**WHAT YOU HAVE TO DO:**
Every line that holds "right" should be shown.

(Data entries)
____________________

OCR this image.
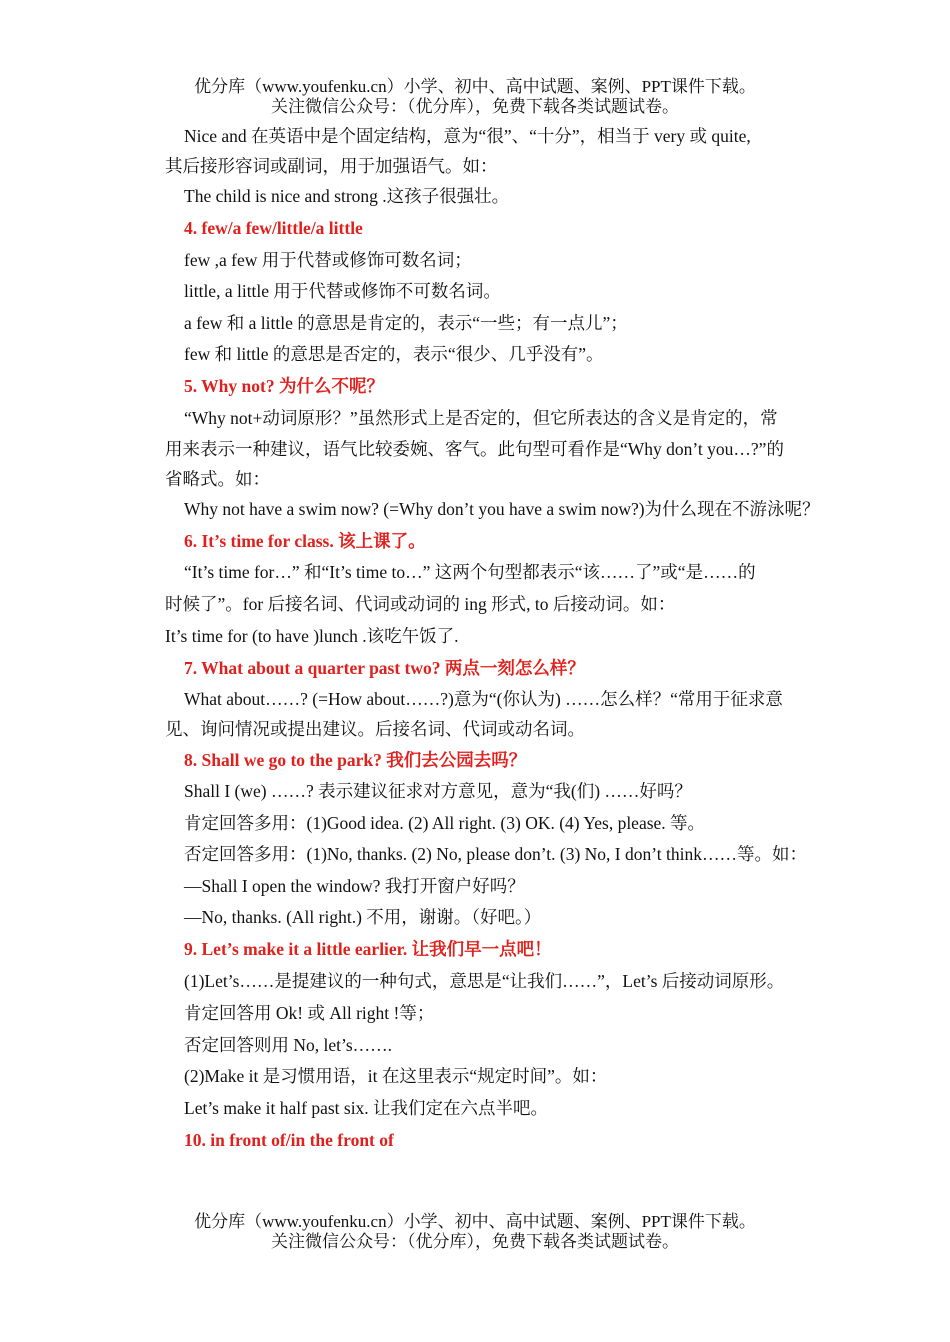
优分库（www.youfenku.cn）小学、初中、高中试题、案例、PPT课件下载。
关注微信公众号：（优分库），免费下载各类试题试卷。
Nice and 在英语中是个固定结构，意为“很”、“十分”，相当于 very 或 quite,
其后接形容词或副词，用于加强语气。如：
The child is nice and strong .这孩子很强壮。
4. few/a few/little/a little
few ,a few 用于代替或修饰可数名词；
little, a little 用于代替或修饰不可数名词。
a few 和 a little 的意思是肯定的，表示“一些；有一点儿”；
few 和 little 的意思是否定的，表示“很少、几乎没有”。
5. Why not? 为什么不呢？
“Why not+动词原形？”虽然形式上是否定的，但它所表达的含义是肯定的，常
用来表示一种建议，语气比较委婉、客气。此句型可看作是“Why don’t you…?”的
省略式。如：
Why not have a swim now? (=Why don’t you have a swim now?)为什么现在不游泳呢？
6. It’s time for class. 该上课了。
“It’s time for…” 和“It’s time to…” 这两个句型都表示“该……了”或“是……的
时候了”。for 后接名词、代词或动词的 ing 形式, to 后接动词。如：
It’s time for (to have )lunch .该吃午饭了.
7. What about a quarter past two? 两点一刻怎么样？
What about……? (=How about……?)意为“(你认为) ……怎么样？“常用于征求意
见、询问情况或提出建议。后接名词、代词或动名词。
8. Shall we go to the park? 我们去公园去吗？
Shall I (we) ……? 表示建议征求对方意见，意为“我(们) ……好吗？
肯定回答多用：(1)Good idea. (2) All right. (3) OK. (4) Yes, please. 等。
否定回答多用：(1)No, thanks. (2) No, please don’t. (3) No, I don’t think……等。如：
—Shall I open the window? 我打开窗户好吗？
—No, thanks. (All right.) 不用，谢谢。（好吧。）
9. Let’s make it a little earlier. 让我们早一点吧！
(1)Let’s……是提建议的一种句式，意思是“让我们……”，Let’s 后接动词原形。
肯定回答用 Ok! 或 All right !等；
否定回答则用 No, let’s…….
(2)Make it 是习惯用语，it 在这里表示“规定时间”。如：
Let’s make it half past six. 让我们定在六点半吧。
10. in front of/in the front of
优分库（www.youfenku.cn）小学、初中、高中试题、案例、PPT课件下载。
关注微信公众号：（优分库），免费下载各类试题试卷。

____________________

**WORKED SOLUTION:**
肯定回答多用：(1)Good idea. (2) All right. (3) OK. (4) Yes, please. 等。
—No, thanks. (All right.) 不用，谢谢。（好吧。）
肯定回答用 Ok! 或 All right !等；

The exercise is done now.